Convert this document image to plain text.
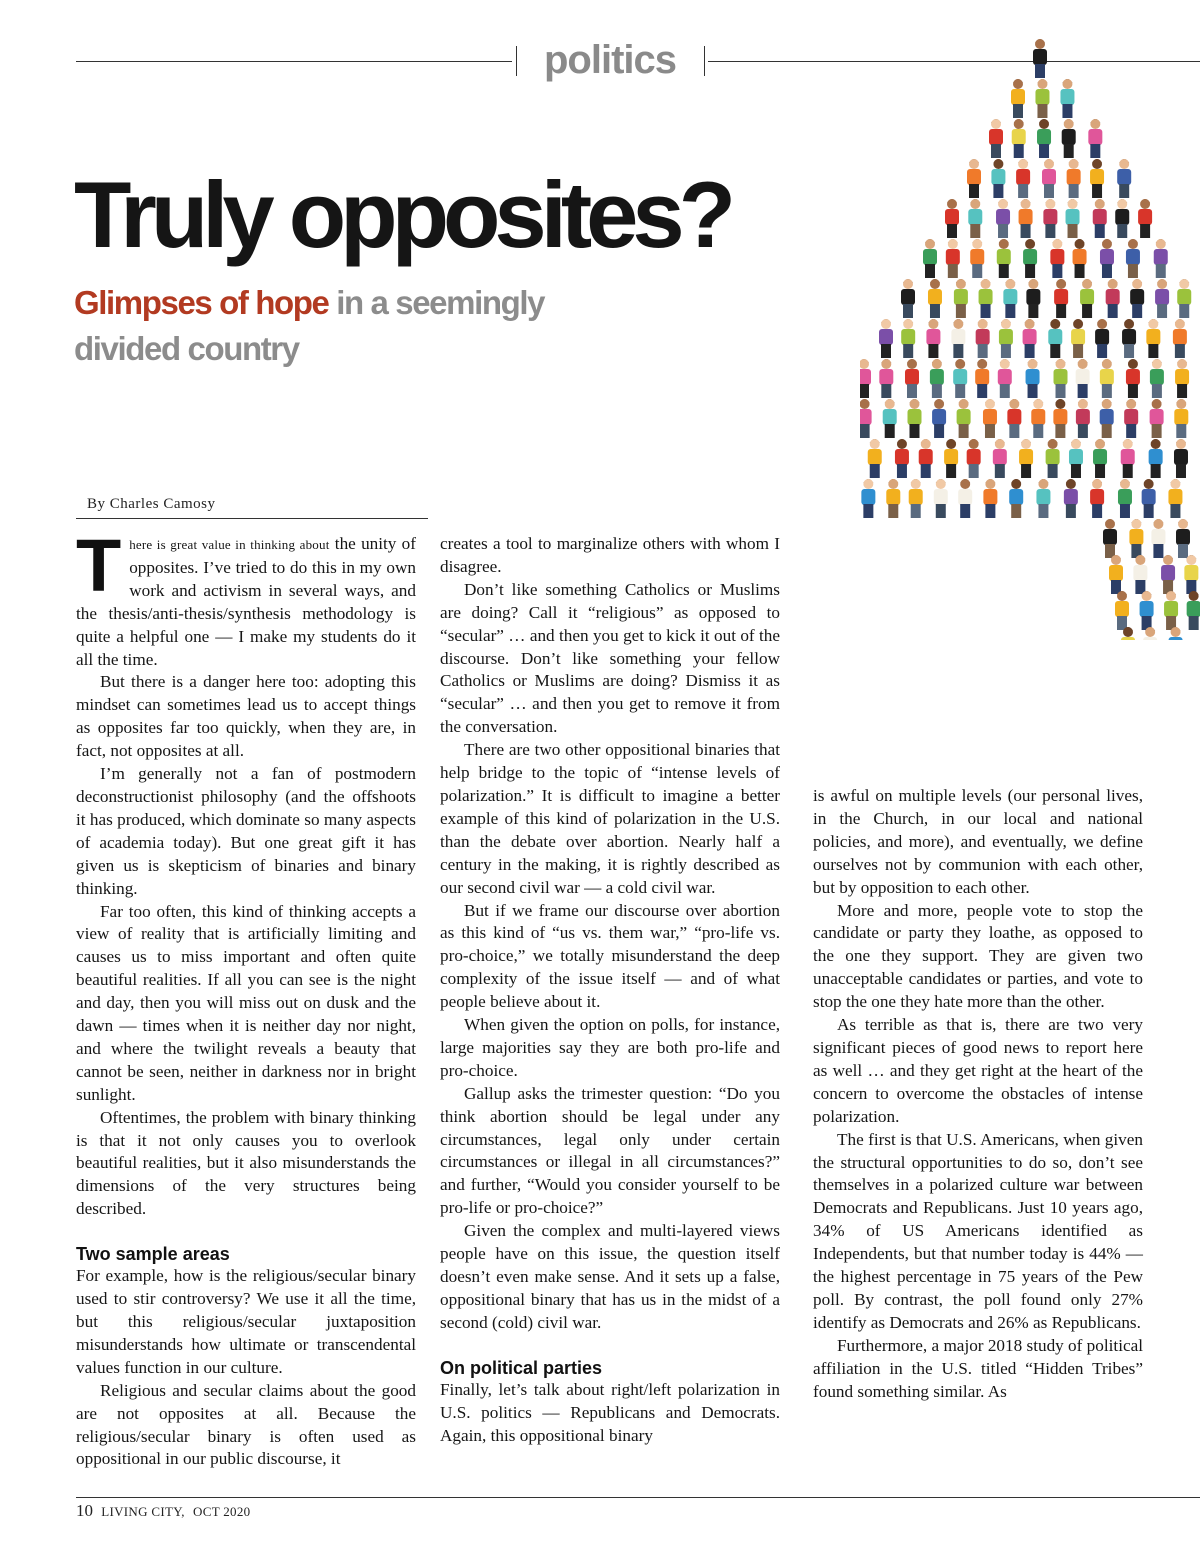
politics
Truly opposites?
Glimpses of hope in a seemingly divided country
By Charles Camosy

There is great value in thinking about the unity of opposites. I’ve tried to do this in my own work and activism in several ways, and the thesis/anti-thesis/synthesis methodology is quite a helpful one — I make my students do it all the time.

But there is a danger here too: adopting this mindset can sometimes lead us to accept things as opposites far too quickly, when they are, in fact, not opposites at all.

I’m generally not a fan of postmodern deconstructionist philosophy (and the offshoots it has produced, which dominate so many aspects of academia today). But one great gift it has given us is skepticism of binaries and binary thinking.

Far too often, this kind of thinking accepts a view of reality that is artificially limiting and causes us to miss important and often quite beautiful realities. If all you can see is the night and day, then you will miss out on dusk and the dawn — times when it is neither day nor night, and where the twilight reveals a beauty that cannot be seen, neither in darkness nor in bright sunlight.

Oftentimes, the problem with binary thinking is that it not only causes you to overlook beautiful realities, but it also misunderstands the dimensions of the very structures being described.

Two sample areas

For example, how is the religious/secular binary used to stir controversy? We use it all the time, but this religious/secular juxtaposition misunderstands how ultimate or transcendental values function in our culture.

Religious and secular claims about the good are not opposites at all. Because the religious/secular binary is often used as oppositional in our public discourse, it

creates a tool to marginalize others with whom I disagree.

Don’t like something Catholics or Muslims are doing? Call it “religious” as opposed to “secular” … and then you get to kick it out of the discourse. Don’t like something your fellow Catholics or Muslims are doing? Dismiss it as “secular” … and then you get to remove it from the conversation.

There are two other oppositional binaries that help bridge to the topic of “intense levels of polarization.” It is difficult to imagine a better example of this kind of polarization in the U.S. than the debate over abortion. Nearly half a century in the making, it is rightly described as our second civil war — a cold civil war.

But if we frame our discourse over abortion as this kind of “us vs. them war,” “pro-life vs. pro-choice,” we totally misunderstand the deep complexity of the issue itself — and of what people believe about it.

When given the option on polls, for instance, large majorities say they are both pro-life and pro-choice.

Gallup asks the trimester question: “Do you think abortion should be legal under any circumstances, legal only under certain circumstances or illegal in all circumstances?” and further, “Would you consider yourself to be pro-life or pro-choice?”

Given the complex and multi-layered views people have on this issue, the question itself doesn’t even make sense. And it sets up a false, oppositional binary that has us in the midst of a second (cold) civil war.

On political parties

Finally, let’s talk about right/left polarization in U.S. politics — Republicans and Democrats. Again, this oppositional binary

is awful on multiple levels (our personal lives, in the Church, in our local and national policies, and more), and eventually, we define ourselves not by communion with each other, but by opposition to each other.

More and more, people vote to stop the candidate or party they loathe, as opposed to the one they support. They are given two unacceptable candidates or parties, and vote to stop the one they hate more than the other.

As terrible as that is, there are two very significant pieces of good news to report here as well … and they get right at the heart of the concern to overcome the obstacles of intense polarization.

The first is that U.S. Americans, when given the structural opportunities to do so, don’t see themselves in a polarized culture war between Democrats and Republicans. Just 10 years ago, 34% of US Americans identified as Independents, but that number today is 44% — the highest percentage in 75 years of the Pew poll. By contrast, the poll found only 27% identify as Democrats and 26% as Republicans.

Furthermore, a major 2018 study of political affiliation in the U.S. titled “Hidden Tribes” found something similar. As

10 LIVING CITY, OCT 2020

▸ **EXERCISE DIRECTIONS**
Copy out each line of the entries that holds "described".

▸ **FULL SOLUTION**
Oftentimes, the problem with binary thinking is that it not only causes you to overlook beautiful realities, but it also misunderstands the dimensions of the very structures being described.
There are two other oppositional binaries that help bridge to the topic of “intense levels of polarization.” It is difficult to imagine a better example of this kind of polarization in the U.S. than the debate over abortion. Nearly half a century in the making, it is rightly described as our second civil war — a cold civil war.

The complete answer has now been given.